#### [Recorded data]
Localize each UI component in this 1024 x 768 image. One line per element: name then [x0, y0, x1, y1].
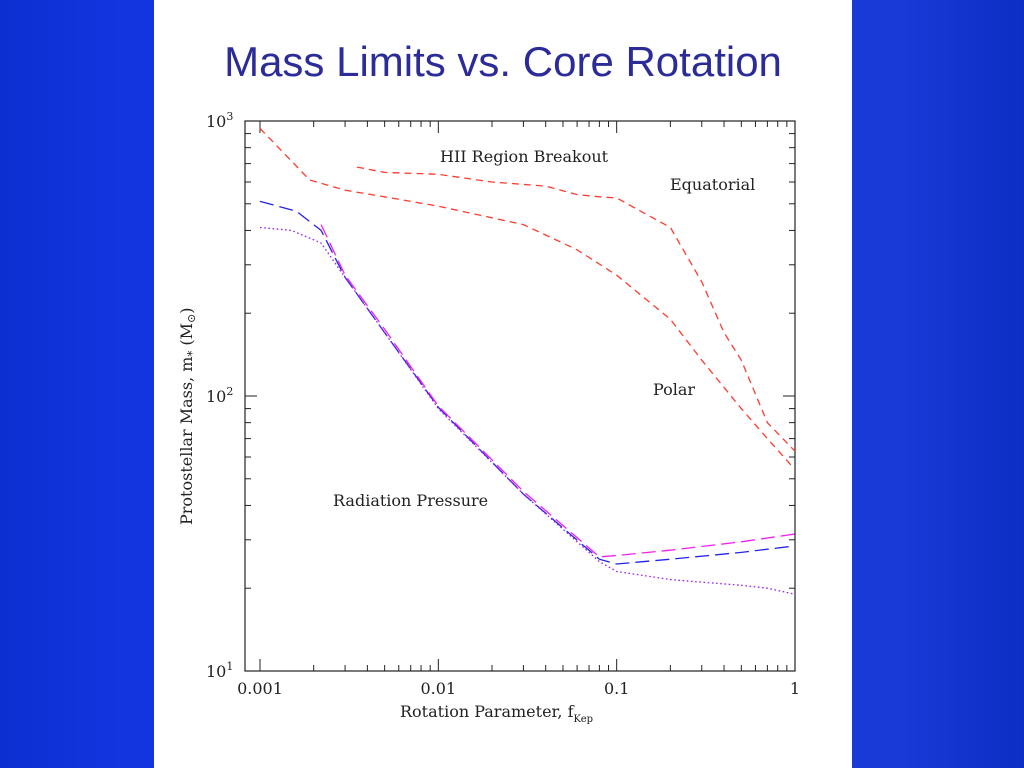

* * *

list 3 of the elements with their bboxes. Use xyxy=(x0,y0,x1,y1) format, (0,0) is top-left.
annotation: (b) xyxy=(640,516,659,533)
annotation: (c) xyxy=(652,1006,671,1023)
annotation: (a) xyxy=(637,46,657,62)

--

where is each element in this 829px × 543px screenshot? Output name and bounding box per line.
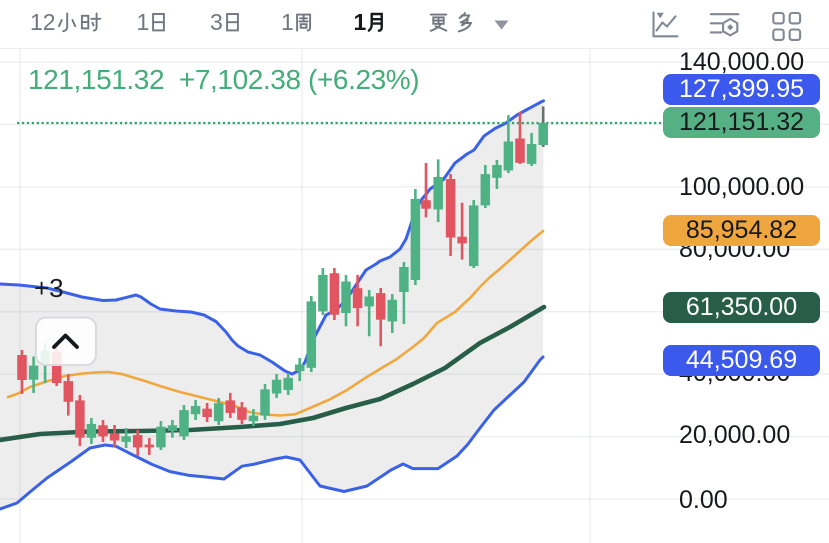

#### [Exercise]
Reproduce word for word the stretch of entries from the line containing "list 3 of the" through the line containing "annotation: (a) xyxy=(637,46,657,62)", including both of those lines.

#### [Output]
list 3 of the elements with their bboxes. Use xyxy=(x0,y0,x1,y1) format, (0,0) is top-left.
annotation: (b) xyxy=(640,516,659,533)
annotation: (c) xyxy=(652,1006,671,1023)
annotation: (a) xyxy=(637,46,657,62)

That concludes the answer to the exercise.